■ **What you need to do**: Your task is to output the listing word for word, with pictures excluded.

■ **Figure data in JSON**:
+++++
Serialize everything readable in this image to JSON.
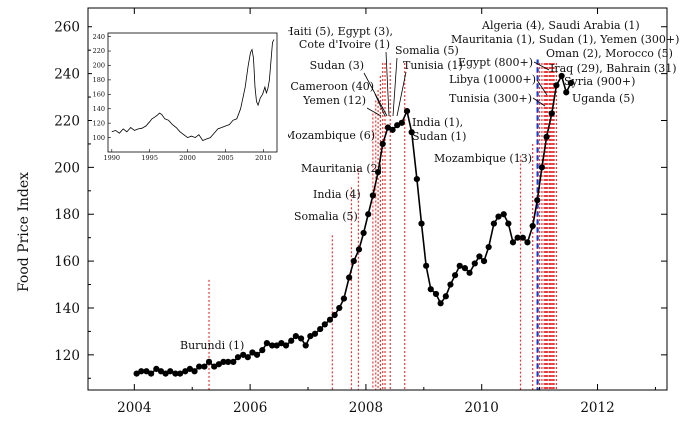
{
  "chart_data": [
    {
      "type": "line",
      "role": "main",
      "title": "",
      "xlabel": "",
      "ylabel": "Food Price Index",
      "xlim": [
        2003.2,
        2013.2
      ],
      "ylim": [
        105,
        268
      ],
      "xticks": [
        2004,
        2006,
        2008,
        2010,
        2012
      ],
      "xtick_labels": [
        "2004",
        "2006",
        "2008",
        "2010",
        "2012"
      ],
      "yticks": [
        120,
        140,
        160,
        180,
        200,
        220,
        240,
        260
      ],
      "ytick_labels": [
        "120",
        "140",
        "160",
        "180",
        "200",
        "220",
        "240",
        "260"
      ],
      "grid": false,
      "line_color": "#000000",
      "marker_color": "#000000",
      "event_line_color": "#e8393a",
      "highlight_line_color": "#1a3fd4",
      "series": [
        {
          "x": [
            2004.04,
            2004.12,
            2004.21,
            2004.29,
            2004.38,
            2004.46,
            2004.54,
            2004.62,
            2004.71,
            2004.79,
            2004.88,
            2004.96,
            2005.04,
            2005.12,
            2005.21,
            2005.29,
            2005.38,
            2005.46,
            2005.54,
            2005.62,
            2005.71,
            2005.79,
            2005.88,
            2005.96,
            2006.04,
            2006.12,
            2006.21,
            2006.29,
            2006.38,
            2006.46,
            2006.54,
            2006.62,
            2006.71,
            2006.79,
            2006.88,
            2006.96,
            2007.04,
            2007.12,
            2007.21,
            2007.29,
            2007.38,
            2007.46,
            2007.54,
            2007.62,
            2007.71,
            2007.79,
            2007.88,
            2007.96,
            2008.04,
            2008.12,
            2008.21,
            2008.29,
            2008.38,
            2008.46,
            2008.54,
            2008.62,
            2008.71,
            2008.79,
            2008.88,
            2008.96,
            2009.04,
            2009.12,
            2009.21,
            2009.29,
            2009.38,
            2009.46,
            2009.54,
            2009.62,
            2009.71,
            2009.79,
            2009.88,
            2009.96,
            2010.04,
            2010.12,
            2010.21,
            2010.29,
            2010.38,
            2010.46,
            2010.54,
            2010.62,
            2010.71,
            2010.79,
            2010.88,
            2010.96,
            2011.04,
            2011.12,
            2011.21,
            2011.29,
            2011.38,
            2011.46,
            2011.54
          ],
          "y": [
            112,
            113,
            113,
            112,
            114,
            113,
            112,
            113,
            112,
            112,
            113,
            114,
            113,
            115,
            115,
            117,
            115,
            116,
            117,
            117,
            117,
            119,
            120,
            119,
            121,
            120,
            122,
            125,
            124,
            124,
            125,
            124,
            126,
            128,
            127,
            124,
            128,
            129,
            131,
            133,
            135,
            137,
            140,
            144,
            153,
            160,
            165,
            172,
            180,
            188,
            198,
            210,
            217,
            216,
            218,
            219,
            224,
            215,
            195,
            176,
            158,
            148,
            146,
            142,
            145,
            150,
            154,
            158,
            157,
            155,
            159,
            162,
            160,
            166,
            176,
            179,
            180,
            176,
            168,
            170,
            170,
            168,
            175,
            186,
            200,
            213,
            223,
            235,
            239,
            232,
            236
          ]
        }
      ],
      "event_lines": [
        2005.29,
        2007.42,
        2007.75,
        2007.87,
        2008.12,
        2008.17,
        2008.21,
        2008.25,
        2008.29,
        2008.33,
        2008.42,
        2008.67,
        2010.67,
        2010.88,
        2010.96,
        2011.0,
        2011.04,
        2011.08,
        2011.1,
        2011.12,
        2011.14,
        2011.17,
        2011.19,
        2011.21,
        2011.23,
        2011.25,
        2011.29
      ],
      "highlight_lines": [
        2011.0
      ],
      "annotations": [
        {
          "text": "Burundi (1)",
          "x": 2005.29
        },
        {
          "text": "Somalia (5)",
          "x": 2007.42
        },
        {
          "text": "India (4)",
          "x": 2007.75
        },
        {
          "text": "Mauritania (2)",
          "x": 2007.87
        },
        {
          "text": "Mozambique (6)",
          "x": 2008.12
        },
        {
          "text": "Yemen (12)",
          "x": 2008.17
        },
        {
          "text": "Cameroon (40)",
          "x": 2008.21
        },
        {
          "text": "Sudan (3)",
          "x": 2008.25
        },
        {
          "text": "Cote d'Ivoire (1)",
          "x": 2008.29
        },
        {
          "text": "Haiti (5), Egypt (3),",
          "x": 2008.29
        },
        {
          "text": "Somalia (5)",
          "x": 2008.33
        },
        {
          "text": "Tunisia (1)",
          "x": 2008.42
        },
        {
          "text": "India (1),",
          "x": 2008.67
        },
        {
          "text": "Sudan (1)",
          "x": 2008.67
        },
        {
          "text": "Mozambique (13)",
          "x": 2010.67
        },
        {
          "text": "Tunisia (300+)",
          "x": 2010.96
        },
        {
          "text": "Libya (10000+)",
          "x": 2011.0
        },
        {
          "text": "Egypt (800+)",
          "x": 2011.04
        },
        {
          "text": "Algeria (4), Saudi Arabia (1)",
          "x": 2011.08
        },
        {
          "text": "Mauritania (1), Sudan (1), Yemen (300+)",
          "x": 2011.1
        },
        {
          "text": "Oman (2), Morocco (5)",
          "x": 2011.14
        },
        {
          "text": "Iraq (29), Bahrain (31)",
          "x": 2011.17
        },
        {
          "text": "Syria (900+)",
          "x": 2011.21
        },
        {
          "text": "Uganda (5)",
          "x": 2011.29
        }
      ]
    },
    {
      "type": "line",
      "role": "inset",
      "xlim": [
        1989.5,
        2011.8
      ],
      "ylim": [
        80,
        245
      ],
      "xticks": [
        1990,
        1995,
        2000,
        2005,
        2010
      ],
      "xtick_labels": [
        "1990",
        "1995",
        "2000",
        "2005",
        "2010"
      ],
      "yticks": [
        100,
        120,
        140,
        160,
        180,
        200,
        220,
        240
      ],
      "ytick_labels": [
        "100",
        "120",
        "140",
        "160",
        "180",
        "200",
        "220",
        "240"
      ],
      "series": [
        {
          "x": [
            1990.0,
            1990.5,
            1991.0,
            1991.5,
            1992.0,
            1992.5,
            1993.0,
            1993.5,
            1994.0,
            1994.5,
            1995.0,
            1995.3,
            1995.6,
            1996.0,
            1996.3,
            1996.6,
            1997.0,
            1997.5,
            1998.0,
            1998.5,
            1999.0,
            1999.5,
            2000.0,
            2000.5,
            2001.0,
            2001.5,
            2002.0,
            2002.5,
            2003.0,
            2003.5,
            2004.0,
            2004.5,
            2005.0,
            2005.5,
            2006.0,
            2006.5,
            2007.0,
            2007.3,
            2007.6,
            2008.0,
            2008.3,
            2008.5,
            2008.7,
            2008.9,
            2009.1,
            2009.3,
            2009.6,
            2009.9,
            2010.2,
            2010.4,
            2010.6,
            2010.8,
            2011.0,
            2011.2,
            2011.4
          ],
          "y": [
            108,
            110,
            106,
            112,
            108,
            114,
            110,
            112,
            113,
            116,
            122,
            126,
            128,
            131,
            134,
            132,
            126,
            124,
            118,
            114,
            108,
            104,
            100,
            102,
            100,
            104,
            96,
            98,
            100,
            106,
            112,
            114,
            116,
            118,
            124,
            126,
            140,
            155,
            170,
            200,
            218,
            222,
            210,
            170,
            150,
            145,
            155,
            160,
            170,
            162,
            168,
            180,
            205,
            232,
            236
          ]
        }
      ]
    }
  ]
}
+++++
■ **Complete answer**:
Serialize everything readable in this image to JSON.
{
  "chart_data": [
    {
      "type": "line",
      "role": "main",
      "title": "",
      "xlabel": "",
      "ylabel": "Food Price Index",
      "xlim": [
        2003.2,
        2013.2
      ],
      "ylim": [
        105,
        268
      ],
      "xticks": [
        2004,
        2006,
        2008,
        2010,
        2012
      ],
      "xtick_labels": [
        "2004",
        "2006",
        "2008",
        "2010",
        "2012"
      ],
      "yticks": [
        120,
        140,
        160,
        180,
        200,
        220,
        240,
        260
      ],
      "ytick_labels": [
        "120",
        "140",
        "160",
        "180",
        "200",
        "220",
        "240",
        "260"
      ],
      "grid": false,
      "line_color": "#000000",
      "marker_color": "#000000",
      "event_line_color": "#e8393a",
      "highlight_line_color": "#1a3fd4",
      "series": [
        {
          "x": [
            2004.04,
            2004.12,
            2004.21,
            2004.29,
            2004.38,
            2004.46,
            2004.54,
            2004.62,
            2004.71,
            2004.79,
            2004.88,
            2004.96,
            2005.04,
            2005.12,
            2005.21,
            2005.29,
            2005.38,
            2005.46,
            2005.54,
            2005.62,
            2005.71,
            2005.79,
            2005.88,
            2005.96,
            2006.04,
            2006.12,
            2006.21,
            2006.29,
            2006.38,
            2006.46,
            2006.54,
            2006.62,
            2006.71,
            2006.79,
            2006.88,
            2006.96,
            2007.04,
            2007.12,
            2007.21,
            2007.29,
            2007.38,
            2007.46,
            2007.54,
            2007.62,
            2007.71,
            2007.79,
            2007.88,
            2007.96,
            2008.04,
            2008.12,
            2008.21,
            2008.29,
            2008.38,
            2008.46,
            2008.54,
            2008.62,
            2008.71,
            2008.79,
            2008.88,
            2008.96,
            2009.04,
            2009.12,
            2009.21,
            2009.29,
            2009.38,
            2009.46,
            2009.54,
            2009.62,
            2009.71,
            2009.79,
            2009.88,
            2009.96,
            2010.04,
            2010.12,
            2010.21,
            2010.29,
            2010.38,
            2010.46,
            2010.54,
            2010.62,
            2010.71,
            2010.79,
            2010.88,
            2010.96,
            2011.04,
            2011.12,
            2011.21,
            2011.29,
            2011.38,
            2011.46,
            2011.54
          ],
          "y": [
            112,
            113,
            113,
            112,
            114,
            113,
            112,
            113,
            112,
            112,
            113,
            114,
            113,
            115,
            115,
            117,
            115,
            116,
            117,
            117,
            117,
            119,
            120,
            119,
            121,
            120,
            122,
            125,
            124,
            124,
            125,
            124,
            126,
            128,
            127,
            124,
            128,
            129,
            131,
            133,
            135,
            137,
            140,
            144,
            153,
            160,
            165,
            172,
            180,
            188,
            198,
            210,
            217,
            216,
            218,
            219,
            224,
            215,
            195,
            176,
            158,
            148,
            146,
            142,
            145,
            150,
            154,
            158,
            157,
            155,
            159,
            162,
            160,
            166,
            176,
            179,
            180,
            176,
            168,
            170,
            170,
            168,
            175,
            186,
            200,
            213,
            223,
            235,
            239,
            232,
            236
          ]
        }
      ],
      "event_lines": [
        2005.29,
        2007.42,
        2007.75,
        2007.87,
        2008.12,
        2008.17,
        2008.21,
        2008.25,
        2008.29,
        2008.33,
        2008.42,
        2008.67,
        2010.67,
        2010.88,
        2010.96,
        2011.0,
        2011.04,
        2011.08,
        2011.1,
        2011.12,
        2011.14,
        2011.17,
        2011.19,
        2011.21,
        2011.23,
        2011.25,
        2011.29
      ],
      "highlight_lines": [
        2011.0
      ],
      "annotations": [
        {
          "text": "Burundi (1)",
          "x": 2005.29
        },
        {
          "text": "Somalia (5)",
          "x": 2007.42
        },
        {
          "text": "India (4)",
          "x": 2007.75
        },
        {
          "text": "Mauritania (2)",
          "x": 2007.87
        },
        {
          "text": "Mozambique (6)",
          "x": 2008.12
        },
        {
          "text": "Yemen (12)",
          "x": 2008.17
        },
        {
          "text": "Cameroon (40)",
          "x": 2008.21
        },
        {
          "text": "Sudan (3)",
          "x": 2008.25
        },
        {
          "text": "Cote d'Ivoire (1)",
          "x": 2008.29
        },
        {
          "text": "Haiti (5), Egypt (3),",
          "x": 2008.29
        },
        {
          "text": "Somalia (5)",
          "x": 2008.33
        },
        {
          "text": "Tunisia (1)",
          "x": 2008.42
        },
        {
          "text": "India (1),",
          "x": 2008.67
        },
        {
          "text": "Sudan (1)",
          "x": 2008.67
        },
        {
          "text": "Mozambique (13)",
          "x": 2010.67
        },
        {
          "text": "Tunisia (300+)",
          "x": 2010.96
        },
        {
          "text": "Libya (10000+)",
          "x": 2011.0
        },
        {
          "text": "Egypt (800+)",
          "x": 2011.04
        },
        {
          "text": "Algeria (4), Saudi Arabia (1)",
          "x": 2011.08
        },
        {
          "text": "Mauritania (1), Sudan (1), Yemen (300+)",
          "x": 2011.1
        },
        {
          "text": "Oman (2), Morocco (5)",
          "x": 2011.14
        },
        {
          "text": "Iraq (29), Bahrain (31)",
          "x": 2011.17
        },
        {
          "text": "Syria (900+)",
          "x": 2011.21
        },
        {
          "text": "Uganda (5)",
          "x": 2011.29
        }
      ]
    },
    {
      "type": "line",
      "role": "inset",
      "xlim": [
        1989.5,
        2011.8
      ],
      "ylim": [
        80,
        245
      ],
      "xticks": [
        1990,
        1995,
        2000,
        2005,
        2010
      ],
      "xtick_labels": [
        "1990",
        "1995",
        "2000",
        "2005",
        "2010"
      ],
      "yticks": [
        100,
        120,
        140,
        160,
        180,
        200,
        220,
        240
      ],
      "ytick_labels": [
        "100",
        "120",
        "140",
        "160",
        "180",
        "200",
        "220",
        "240"
      ],
      "series": [
        {
          "x": [
            1990.0,
            1990.5,
            1991.0,
            1991.5,
            1992.0,
            1992.5,
            1993.0,
            1993.5,
            1994.0,
            1994.5,
            1995.0,
            1995.3,
            1995.6,
            1996.0,
            1996.3,
            1996.6,
            1997.0,
            1997.5,
            1998.0,
            1998.5,
            1999.0,
            1999.5,
            2000.0,
            2000.5,
            2001.0,
            2001.5,
            2002.0,
            2002.5,
            2003.0,
            2003.5,
            2004.0,
            2004.5,
            2005.0,
            2005.5,
            2006.0,
            2006.5,
            2007.0,
            2007.3,
            2007.6,
            2008.0,
            2008.3,
            2008.5,
            2008.7,
            2008.9,
            2009.1,
            2009.3,
            2009.6,
            2009.9,
            2010.2,
            2010.4,
            2010.6,
            2010.8,
            2011.0,
            2011.2,
            2011.4
          ],
          "y": [
            108,
            110,
            106,
            112,
            108,
            114,
            110,
            112,
            113,
            116,
            122,
            126,
            128,
            131,
            134,
            132,
            126,
            124,
            118,
            114,
            108,
            104,
            100,
            102,
            100,
            104,
            96,
            98,
            100,
            106,
            112,
            114,
            116,
            118,
            124,
            126,
            140,
            155,
            170,
            200,
            218,
            222,
            210,
            170,
            150,
            145,
            155,
            160,
            170,
            162,
            168,
            180,
            205,
            232,
            236
          ]
        }
      ]
    }
  ]
}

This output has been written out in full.